All of the material below is to be returned exactly.

## Start Extracted data

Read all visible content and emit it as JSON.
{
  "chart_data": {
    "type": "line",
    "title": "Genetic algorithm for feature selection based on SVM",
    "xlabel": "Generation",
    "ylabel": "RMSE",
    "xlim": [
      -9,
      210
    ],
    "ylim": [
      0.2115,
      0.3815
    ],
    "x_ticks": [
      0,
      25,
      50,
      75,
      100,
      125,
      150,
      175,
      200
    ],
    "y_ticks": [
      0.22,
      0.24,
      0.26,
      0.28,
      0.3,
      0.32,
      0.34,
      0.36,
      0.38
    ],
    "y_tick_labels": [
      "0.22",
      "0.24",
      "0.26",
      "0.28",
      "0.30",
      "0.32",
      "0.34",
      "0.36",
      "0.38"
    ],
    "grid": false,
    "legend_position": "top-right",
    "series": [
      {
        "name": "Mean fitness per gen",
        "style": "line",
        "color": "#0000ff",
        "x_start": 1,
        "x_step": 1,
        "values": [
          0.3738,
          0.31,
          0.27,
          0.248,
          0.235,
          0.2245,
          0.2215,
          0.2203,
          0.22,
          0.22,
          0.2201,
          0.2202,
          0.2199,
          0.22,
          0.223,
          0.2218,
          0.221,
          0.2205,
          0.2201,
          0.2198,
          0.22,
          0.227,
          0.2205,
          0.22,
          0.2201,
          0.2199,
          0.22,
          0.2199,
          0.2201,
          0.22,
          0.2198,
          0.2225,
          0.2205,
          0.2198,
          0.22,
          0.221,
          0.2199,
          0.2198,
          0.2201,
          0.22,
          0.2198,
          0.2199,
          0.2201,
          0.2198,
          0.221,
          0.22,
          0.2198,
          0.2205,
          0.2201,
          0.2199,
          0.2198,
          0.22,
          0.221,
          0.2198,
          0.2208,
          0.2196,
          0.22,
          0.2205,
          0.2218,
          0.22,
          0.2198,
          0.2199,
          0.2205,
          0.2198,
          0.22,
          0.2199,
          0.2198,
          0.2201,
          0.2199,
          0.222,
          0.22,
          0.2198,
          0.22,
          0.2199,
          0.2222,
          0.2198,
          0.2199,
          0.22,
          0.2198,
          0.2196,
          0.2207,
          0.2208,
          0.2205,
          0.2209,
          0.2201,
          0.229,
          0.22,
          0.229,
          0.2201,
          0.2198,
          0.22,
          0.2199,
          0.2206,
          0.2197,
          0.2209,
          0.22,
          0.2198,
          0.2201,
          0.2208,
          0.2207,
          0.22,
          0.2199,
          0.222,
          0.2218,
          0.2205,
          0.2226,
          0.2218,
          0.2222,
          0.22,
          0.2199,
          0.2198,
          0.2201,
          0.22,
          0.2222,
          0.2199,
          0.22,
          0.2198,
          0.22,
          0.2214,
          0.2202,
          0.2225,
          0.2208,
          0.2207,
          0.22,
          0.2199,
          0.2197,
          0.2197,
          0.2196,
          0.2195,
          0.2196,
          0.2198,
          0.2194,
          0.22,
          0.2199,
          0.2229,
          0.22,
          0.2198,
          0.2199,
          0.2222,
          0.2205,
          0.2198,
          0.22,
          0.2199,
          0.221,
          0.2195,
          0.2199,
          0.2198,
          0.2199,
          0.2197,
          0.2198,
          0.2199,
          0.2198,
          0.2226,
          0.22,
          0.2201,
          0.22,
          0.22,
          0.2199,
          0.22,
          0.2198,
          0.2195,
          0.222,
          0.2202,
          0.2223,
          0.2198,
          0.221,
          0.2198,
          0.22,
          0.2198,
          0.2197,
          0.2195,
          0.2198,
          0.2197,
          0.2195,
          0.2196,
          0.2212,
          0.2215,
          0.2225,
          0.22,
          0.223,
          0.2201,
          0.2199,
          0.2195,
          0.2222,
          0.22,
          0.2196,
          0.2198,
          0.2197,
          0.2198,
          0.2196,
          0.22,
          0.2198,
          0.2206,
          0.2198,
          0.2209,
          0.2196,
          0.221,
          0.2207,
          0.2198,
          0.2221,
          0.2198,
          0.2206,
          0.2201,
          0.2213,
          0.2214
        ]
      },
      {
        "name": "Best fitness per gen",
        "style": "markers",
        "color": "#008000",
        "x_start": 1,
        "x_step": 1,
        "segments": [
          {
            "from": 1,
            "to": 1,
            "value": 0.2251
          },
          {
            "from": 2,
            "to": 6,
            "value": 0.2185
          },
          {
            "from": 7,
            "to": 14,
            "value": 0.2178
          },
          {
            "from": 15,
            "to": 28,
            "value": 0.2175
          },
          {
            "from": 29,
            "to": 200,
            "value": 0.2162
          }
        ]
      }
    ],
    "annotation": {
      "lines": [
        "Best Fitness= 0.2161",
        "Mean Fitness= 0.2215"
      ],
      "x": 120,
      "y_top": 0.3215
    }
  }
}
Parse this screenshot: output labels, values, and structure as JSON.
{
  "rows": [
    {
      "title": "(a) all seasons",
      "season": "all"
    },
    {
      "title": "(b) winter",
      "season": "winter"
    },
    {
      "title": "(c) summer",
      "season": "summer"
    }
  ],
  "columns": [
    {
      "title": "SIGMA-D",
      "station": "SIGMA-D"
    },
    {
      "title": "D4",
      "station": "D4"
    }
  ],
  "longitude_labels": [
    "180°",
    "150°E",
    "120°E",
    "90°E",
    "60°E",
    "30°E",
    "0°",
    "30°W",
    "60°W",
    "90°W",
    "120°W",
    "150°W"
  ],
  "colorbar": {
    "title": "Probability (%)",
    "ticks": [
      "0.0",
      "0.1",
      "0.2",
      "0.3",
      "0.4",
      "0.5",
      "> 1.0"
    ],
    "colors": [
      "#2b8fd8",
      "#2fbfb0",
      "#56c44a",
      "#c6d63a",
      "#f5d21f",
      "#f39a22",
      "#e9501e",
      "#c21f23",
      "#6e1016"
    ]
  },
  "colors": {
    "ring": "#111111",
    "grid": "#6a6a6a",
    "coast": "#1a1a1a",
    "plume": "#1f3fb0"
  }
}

## End Extracted data

Task answer:
Read all visible content and emit it as JSON.
{
  "chart_data": {
    "type": "line",
    "title": "Genetic algorithm for feature selection based on SVM",
    "xlabel": "Generation",
    "ylabel": "RMSE",
    "xlim": [
      -9,
      210
    ],
    "ylim": [
      0.2115,
      0.3815
    ],
    "x_ticks": [
      0,
      25,
      50,
      75,
      100,
      125,
      150,
      175,
      200
    ],
    "y_ticks": [
      0.22,
      0.24,
      0.26,
      0.28,
      0.3,
      0.32,
      0.34,
      0.36,
      0.38
    ],
    "y_tick_labels": [
      "0.22",
      "0.24",
      "0.26",
      "0.28",
      "0.30",
      "0.32",
      "0.34",
      "0.36",
      "0.38"
    ],
    "grid": false,
    "legend_position": "top-right",
    "series": [
      {
        "name": "Mean fitness per gen",
        "style": "line",
        "color": "#0000ff",
        "x_start": 1,
        "x_step": 1,
        "values": [
          0.3738,
          0.31,
          0.27,
          0.248,
          0.235,
          0.2245,
          0.2215,
          0.2203,
          0.22,
          0.22,
          0.2201,
          0.2202,
          0.2199,
          0.22,
          0.223,
          0.2218,
          0.221,
          0.2205,
          0.2201,
          0.2198,
          0.22,
          0.227,
          0.2205,
          0.22,
          0.2201,
          0.2199,
          0.22,
          0.2199,
          0.2201,
          0.22,
          0.2198,
          0.2225,
          0.2205,
          0.2198,
          0.22,
          0.221,
          0.2199,
          0.2198,
          0.2201,
          0.22,
          0.2198,
          0.2199,
          0.2201,
          0.2198,
          0.221,
          0.22,
          0.2198,
          0.2205,
          0.2201,
          0.2199,
          0.2198,
          0.22,
          0.221,
          0.2198,
          0.2208,
          0.2196,
          0.22,
          0.2205,
          0.2218,
          0.22,
          0.2198,
          0.2199,
          0.2205,
          0.2198,
          0.22,
          0.2199,
          0.2198,
          0.2201,
          0.2199,
          0.222,
          0.22,
          0.2198,
          0.22,
          0.2199,
          0.2222,
          0.2198,
          0.2199,
          0.22,
          0.2198,
          0.2196,
          0.2207,
          0.2208,
          0.2205,
          0.2209,
          0.2201,
          0.229,
          0.22,
          0.229,
          0.2201,
          0.2198,
          0.22,
          0.2199,
          0.2206,
          0.2197,
          0.2209,
          0.22,
          0.2198,
          0.2201,
          0.2208,
          0.2207,
          0.22,
          0.2199,
          0.222,
          0.2218,
          0.2205,
          0.2226,
          0.2218,
          0.2222,
          0.22,
          0.2199,
          0.2198,
          0.2201,
          0.22,
          0.2222,
          0.2199,
          0.22,
          0.2198,
          0.22,
          0.2214,
          0.2202,
          0.2225,
          0.2208,
          0.2207,
          0.22,
          0.2199,
          0.2197,
          0.2197,
          0.2196,
          0.2195,
          0.2196,
          0.2198,
          0.2194,
          0.22,
          0.2199,
          0.2229,
          0.22,
          0.2198,
          0.2199,
          0.2222,
          0.2205,
          0.2198,
          0.22,
          0.2199,
          0.221,
          0.2195,
          0.2199,
          0.2198,
          0.2199,
          0.2197,
          0.2198,
          0.2199,
          0.2198,
          0.2226,
          0.22,
          0.2201,
          0.22,
          0.22,
          0.2199,
          0.22,
          0.2198,
          0.2195,
          0.222,
          0.2202,
          0.2223,
          0.2198,
          0.221,
          0.2198,
          0.22,
          0.2198,
          0.2197,
          0.2195,
          0.2198,
          0.2197,
          0.2195,
          0.2196,
          0.2212,
          0.2215,
          0.2225,
          0.22,
          0.223,
          0.2201,
          0.2199,
          0.2195,
          0.2222,
          0.22,
          0.2196,
          0.2198,
          0.2197,
          0.2198,
          0.2196,
          0.22,
          0.2198,
          0.2206,
          0.2198,
          0.2209,
          0.2196,
          0.221,
          0.2207,
          0.2198,
          0.2221,
          0.2198,
          0.2206,
          0.2201,
          0.2213,
          0.2214
        ]
      },
      {
        "name": "Best fitness per gen",
        "style": "markers",
        "color": "#008000",
        "x_start": 1,
        "x_step": 1,
        "segments": [
          {
            "from": 1,
            "to": 1,
            "value": 0.2251
          },
          {
            "from": 2,
            "to": 6,
            "value": 0.2185
          },
          {
            "from": 7,
            "to": 14,
            "value": 0.2178
          },
          {
            "from": 15,
            "to": 28,
            "value": 0.2175
          },
          {
            "from": 29,
            "to": 200,
            "value": 0.2162
          }
        ]
      }
    ],
    "annotation": {
      "lines": [
        "Best Fitness= 0.2161",
        "Mean Fitness= 0.2215"
      ],
      "x": 120,
      "y_top": 0.3215
    }
  }
}
Parse this screenshot: output labels, values, and structure as JSON.
{
  "rows": [
    {
      "title": "(a) all seasons",
      "season": "all"
    },
    {
      "title": "(b) winter",
      "season": "winter"
    },
    {
      "title": "(c) summer",
      "season": "summer"
    }
  ],
  "columns": [
    {
      "title": "SIGMA-D",
      "station": "SIGMA-D"
    },
    {
      "title": "D4",
      "station": "D4"
    }
  ],
  "longitude_labels": [
    "180°",
    "150°E",
    "120°E",
    "90°E",
    "60°E",
    "30°E",
    "0°",
    "30°W",
    "60°W",
    "90°W",
    "120°W",
    "150°W"
  ],
  "colorbar": {
    "title": "Probability (%)",
    "ticks": [
      "0.0",
      "0.1",
      "0.2",
      "0.3",
      "0.4",
      "0.5",
      "> 1.0"
    ],
    "colors": [
      "#2b8fd8",
      "#2fbfb0",
      "#56c44a",
      "#c6d63a",
      "#f5d21f",
      "#f39a22",
      "#e9501e",
      "#c21f23",
      "#6e1016"
    ]
  },
  "colors": {
    "ring": "#111111",
    "grid": "#6a6a6a",
    "coast": "#1a1a1a",
    "plume": "#1f3fb0"
  }
}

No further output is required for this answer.